> Problem requirements: Reproduce each line exactly.

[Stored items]

+--

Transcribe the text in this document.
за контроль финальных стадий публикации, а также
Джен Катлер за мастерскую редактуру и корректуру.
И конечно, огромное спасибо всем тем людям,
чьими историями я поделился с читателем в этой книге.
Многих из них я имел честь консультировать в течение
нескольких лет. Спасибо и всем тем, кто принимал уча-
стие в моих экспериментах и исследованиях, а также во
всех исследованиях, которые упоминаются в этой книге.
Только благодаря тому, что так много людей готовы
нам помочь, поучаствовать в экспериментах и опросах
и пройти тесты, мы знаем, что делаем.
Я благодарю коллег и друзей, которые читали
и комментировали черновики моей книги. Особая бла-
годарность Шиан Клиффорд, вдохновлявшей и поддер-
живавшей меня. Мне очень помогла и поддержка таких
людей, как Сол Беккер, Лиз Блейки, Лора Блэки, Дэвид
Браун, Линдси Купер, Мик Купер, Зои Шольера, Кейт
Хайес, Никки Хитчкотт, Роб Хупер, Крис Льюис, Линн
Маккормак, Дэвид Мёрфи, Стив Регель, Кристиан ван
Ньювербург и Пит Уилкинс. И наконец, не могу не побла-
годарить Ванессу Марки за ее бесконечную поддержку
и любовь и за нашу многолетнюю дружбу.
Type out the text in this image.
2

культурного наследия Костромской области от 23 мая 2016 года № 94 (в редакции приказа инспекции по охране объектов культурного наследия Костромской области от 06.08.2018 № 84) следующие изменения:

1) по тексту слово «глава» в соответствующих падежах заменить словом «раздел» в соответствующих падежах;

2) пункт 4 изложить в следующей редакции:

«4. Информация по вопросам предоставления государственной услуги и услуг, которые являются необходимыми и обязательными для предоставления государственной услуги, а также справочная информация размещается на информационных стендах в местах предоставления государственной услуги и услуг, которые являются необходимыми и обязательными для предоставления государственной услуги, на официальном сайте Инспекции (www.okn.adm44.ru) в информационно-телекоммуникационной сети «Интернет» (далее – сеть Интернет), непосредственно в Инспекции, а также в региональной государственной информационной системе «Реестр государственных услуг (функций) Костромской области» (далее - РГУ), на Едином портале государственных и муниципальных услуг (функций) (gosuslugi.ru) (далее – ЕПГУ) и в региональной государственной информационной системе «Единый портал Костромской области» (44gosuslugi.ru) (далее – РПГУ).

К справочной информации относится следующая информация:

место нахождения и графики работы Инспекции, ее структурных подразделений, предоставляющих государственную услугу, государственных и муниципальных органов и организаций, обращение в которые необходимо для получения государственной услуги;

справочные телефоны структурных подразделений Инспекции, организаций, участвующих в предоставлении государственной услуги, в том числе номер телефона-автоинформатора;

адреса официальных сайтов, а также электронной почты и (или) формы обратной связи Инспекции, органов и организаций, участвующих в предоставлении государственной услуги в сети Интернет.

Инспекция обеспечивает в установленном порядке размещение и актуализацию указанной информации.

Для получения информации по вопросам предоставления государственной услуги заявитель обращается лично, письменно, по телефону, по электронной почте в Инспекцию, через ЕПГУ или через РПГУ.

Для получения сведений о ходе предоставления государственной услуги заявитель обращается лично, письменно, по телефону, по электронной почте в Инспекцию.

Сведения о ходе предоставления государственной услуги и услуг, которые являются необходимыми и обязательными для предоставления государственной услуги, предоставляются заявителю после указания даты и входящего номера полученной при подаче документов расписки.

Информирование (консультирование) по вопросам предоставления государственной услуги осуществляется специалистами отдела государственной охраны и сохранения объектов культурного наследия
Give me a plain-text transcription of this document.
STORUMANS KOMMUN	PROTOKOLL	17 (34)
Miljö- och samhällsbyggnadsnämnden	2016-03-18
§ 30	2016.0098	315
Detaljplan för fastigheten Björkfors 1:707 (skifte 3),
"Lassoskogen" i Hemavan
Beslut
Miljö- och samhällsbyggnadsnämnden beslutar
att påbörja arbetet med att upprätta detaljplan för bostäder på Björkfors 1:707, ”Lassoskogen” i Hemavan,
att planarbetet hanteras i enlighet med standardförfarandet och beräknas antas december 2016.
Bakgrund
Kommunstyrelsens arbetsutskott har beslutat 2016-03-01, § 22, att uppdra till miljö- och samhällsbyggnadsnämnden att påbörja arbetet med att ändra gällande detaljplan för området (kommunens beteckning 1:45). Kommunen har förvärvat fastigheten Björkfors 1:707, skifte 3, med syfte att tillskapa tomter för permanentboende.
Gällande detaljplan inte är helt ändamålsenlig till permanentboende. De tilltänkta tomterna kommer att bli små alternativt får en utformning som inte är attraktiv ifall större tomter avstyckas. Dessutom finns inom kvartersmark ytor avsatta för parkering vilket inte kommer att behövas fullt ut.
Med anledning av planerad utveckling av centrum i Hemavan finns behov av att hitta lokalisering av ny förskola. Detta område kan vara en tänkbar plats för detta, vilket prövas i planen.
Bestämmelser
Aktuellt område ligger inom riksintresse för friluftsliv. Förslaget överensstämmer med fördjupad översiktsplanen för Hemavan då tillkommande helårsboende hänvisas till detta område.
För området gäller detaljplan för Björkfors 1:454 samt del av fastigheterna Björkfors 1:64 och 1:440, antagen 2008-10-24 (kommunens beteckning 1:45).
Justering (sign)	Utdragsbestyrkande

+--

> Result of the task:
Transcribe the text in this document.
за контроль финальных стадий публикации, а также
Джен Катлер за мастерскую редактуру и корректуру.
И конечно, огромное спасибо всем тем людям,
чьими историями я поделился с читателем в этой книге.
Многих из них я имел честь консультировать в течение
нескольких лет. Спасибо и всем тем, кто принимал уча-
стие в моих экспериментах и исследованиях, а также во
всех исследованиях, которые упоминаются в этой книге.
Только благодаря тому, что так много людей готовы
нам помочь, поучаствовать в экспериментах и опросах
и пройти тесты, мы знаем, что делаем.
Я благодарю коллег и друзей, которые читали
и комментировали черновики моей книги. Особая бла-
годарность Шиан Клиффорд, вдохновлявшей и поддер-
живавшей меня. Мне очень помогла и поддержка таких
людей, как Сол Беккер, Лиз Блейки, Лора Блэки, Дэвид
Браун, Линдси Купер, Мик Купер, Зои Шольера, Кейт
Хайес, Никки Хитчкотт, Роб Хупер, Крис Льюис, Линн
Маккормак, Дэвид Мёрфи, Стив Регель, Кристиан ван
Ньювербург и Пит Уилкинс. И наконец, не могу не побла-
годарить Ванессу Марки за ее бесконечную поддержку
и любовь и за нашу многолетнюю дружбу.
Type out the text in this image.
2

культурного наследия Костромской области от 23 мая 2016 года № 94 (в редакции приказа инспекции по охране объектов культурного наследия Костромской области от 06.08.2018 № 84) следующие изменения:

1) по тексту слово «глава» в соответствующих падежах заменить словом «раздел» в соответствующих падежах;

2) пункт 4 изложить в следующей редакции:

«4. Информация по вопросам предоставления государственной услуги и услуг, которые являются необходимыми и обязательными для предоставления государственной услуги, а также справочная информация размещается на информационных стендах в местах предоставления государственной услуги и услуг, которые являются необходимыми и обязательными для предоставления государственной услуги, на официальном сайте Инспекции (www.okn.adm44.ru) в информационно-телекоммуникационной сети «Интернет» (далее – сеть Интернет), непосредственно в Инспекции, а также в региональной государственной информационной системе «Реестр государственных услуг (функций) Костромской области» (далее - РГУ), на Едином портале государственных и муниципальных услуг (функций) (gosuslugi.ru) (далее – ЕПГУ) и в региональной государственной информационной системе «Единый портал Костромской области» (44gosuslugi.ru) (далее – РПГУ).

К справочной информации относится следующая информация:

место нахождения и графики работы Инспекции, ее структурных подразделений, предоставляющих государственную услугу, государственных и муниципальных органов и организаций, обращение в которые необходимо для получения государственной услуги;

справочные телефоны структурных подразделений Инспекции, организаций, участвующих в предоставлении государственной услуги, в том числе номер телефона-автоинформатора;

адреса официальных сайтов, а также электронной почты и (или) формы обратной связи Инспекции, органов и организаций, участвующих в предоставлении государственной услуги в сети Интернет.

Инспекция обеспечивает в установленном порядке размещение и актуализацию указанной информации.

Для получения информации по вопросам предоставления государственной услуги заявитель обращается лично, письменно, по телефону, по электронной почте в Инспекцию, через ЕПГУ или через РПГУ.

Для получения сведений о ходе предоставления государственной услуги заявитель обращается лично, письменно, по телефону, по электронной почте в Инспекцию.

Сведения о ходе предоставления государственной услуги и услуг, которые являются необходимыми и обязательными для предоставления государственной услуги, предоставляются заявителю после указания даты и входящего номера полученной при подаче документов расписки.

Информирование (консультирование) по вопросам предоставления государственной услуги осуществляется специалистами отдела государственной охраны и сохранения объектов культурного наследия
Give me a plain-text transcription of this document.
STORUMANS KOMMUN	PROTOKOLL	17 (34)
Miljö- och samhällsbyggnadsnämnden	2016-03-18
§ 30	2016.0098	315
Detaljplan för fastigheten Björkfors 1:707 (skifte 3),
"Lassoskogen" i Hemavan
Beslut
Miljö- och samhällsbyggnadsnämnden beslutar
att påbörja arbetet med att upprätta detaljplan för bostäder på Björkfors 1:707, ”Lassoskogen” i Hemavan,
att planarbetet hanteras i enlighet med standardförfarandet och beräknas antas december 2016.
Bakgrund
Kommunstyrelsens arbetsutskott har beslutat 2016-03-01, § 22, att uppdra till miljö- och samhällsbyggnadsnämnden att påbörja arbetet med att ändra gällande detaljplan för området (kommunens beteckning 1:45). Kommunen har förvärvat fastigheten Björkfors 1:707, skifte 3, med syfte att tillskapa tomter för permanentboende.
Gällande detaljplan inte är helt ändamålsenlig till permanentboende. De tilltänkta tomterna kommer att bli små alternativt får en utformning som inte är attraktiv ifall större tomter avstyckas. Dessutom finns inom kvartersmark ytor avsatta för parkering vilket inte kommer att behövas fullt ut.
Med anledning av planerad utveckling av centrum i Hemavan finns behov av att hitta lokalisering av ny förskola. Detta område kan vara en tänkbar plats för detta, vilket prövas i planen.
Bestämmelser
Aktuellt område ligger inom riksintresse för friluftsliv. Förslaget överensstämmer med fördjupad översiktsplanen för Hemavan då tillkommande helårsboende hänvisas till detta område.
För området gäller detaljplan för Björkfors 1:454 samt del av fastigheterna Björkfors 1:64 och 1:440, antagen 2008-10-24 (kommunens beteckning 1:45).
Justering (sign)	Utdragsbestyrkande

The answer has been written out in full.